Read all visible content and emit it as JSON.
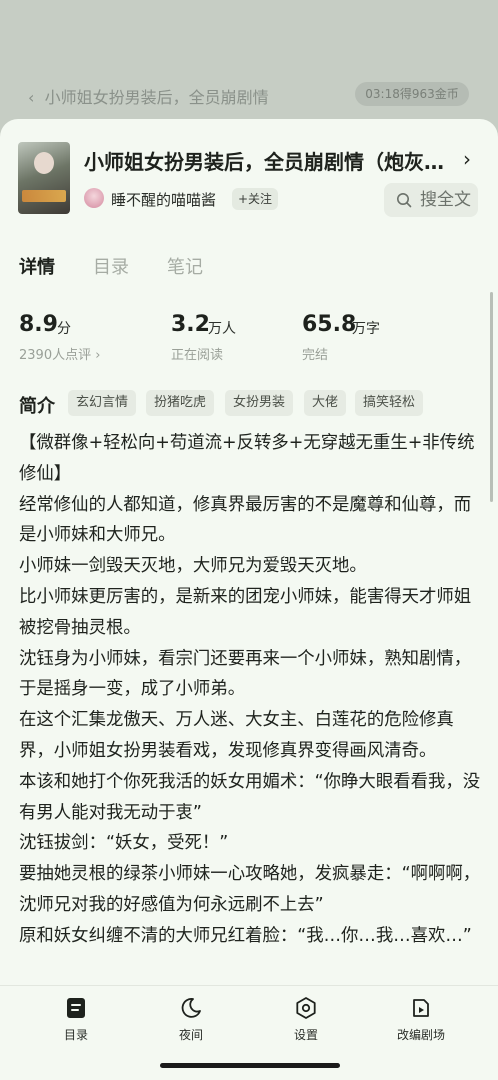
{
  "background": {
    "title": "小师姐女扮男装后，全员崩剧情",
    "reward": "03:18得963金币"
  },
  "book": {
    "title": "小师姐女扮男装后，全员崩剧情（炮灰…",
    "author": "睡不醒的喵喵酱",
    "follow_label": "+关注",
    "search_label": "搜全文"
  },
  "tabs": [
    {
      "label": "详情",
      "active": true
    },
    {
      "label": "目录",
      "active": false
    },
    {
      "label": "笔记",
      "active": false
    }
  ],
  "stats": [
    {
      "value": "8.9",
      "unit": "分",
      "sub": "2390人点评 ›"
    },
    {
      "value": "3.2",
      "unit": "万人",
      "sub": "正在阅读"
    },
    {
      "value": "65.8",
      "unit": "万字",
      "sub": "完结"
    }
  ],
  "intro": {
    "label": "简介",
    "tags": [
      "玄幻言情",
      "扮猪吃虎",
      "女扮男装",
      "大佬",
      "搞笑轻松"
    ]
  },
  "description": [
    "【微群像+轻松向+苟道流+反转多+无穿越无重生+非传统修仙】",
    "经常修仙的人都知道，修真界最厉害的不是魔尊和仙尊，而是小师妹和大师兄。",
    "小师妹一剑毁天灭地，大师兄为爱毁天灭地。",
    "比小师妹更厉害的，是新来的团宠小师妹，能害得天才师姐被挖骨抽灵根。",
    "沈钰身为小师妹，看宗门还要再来一个小师妹，熟知剧情，于是摇身一变，成了小师弟。",
    "在这个汇集龙傲天、万人迷、大女主、白莲花的危险修真界，小师姐女扮男装看戏，发现修真界变得画风清奇。",
    "本该和她打个你死我活的妖女用媚术：“你睁大眼看看我，没有男人能对我无动于衷”",
    "沈钰拔剑：“妖女，受死！”",
    "要抽她灵根的绿茶小师妹一心攻略她，发疯暴走：“啊啊啊，沈师兄对我的好感值为何永远刷不上去”",
    "原和妖女纠缠不清的大师兄红着脸：“我…你…我…喜欢…”"
  ],
  "bottom_nav": [
    {
      "label": "目录",
      "icon": "book-list-icon"
    },
    {
      "label": "夜间",
      "icon": "moon-icon"
    },
    {
      "label": "设置",
      "icon": "settings-icon"
    },
    {
      "label": "改编剧场",
      "icon": "video-play-icon"
    }
  ]
}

• • • • • • •

:: WHAT TO PRODUCE ::
Give the number of lines in the records above that contain the word "小师姐女扮男装后". Reply with that number alone.

:: RESULT FOR THIS EXERCISE ::
2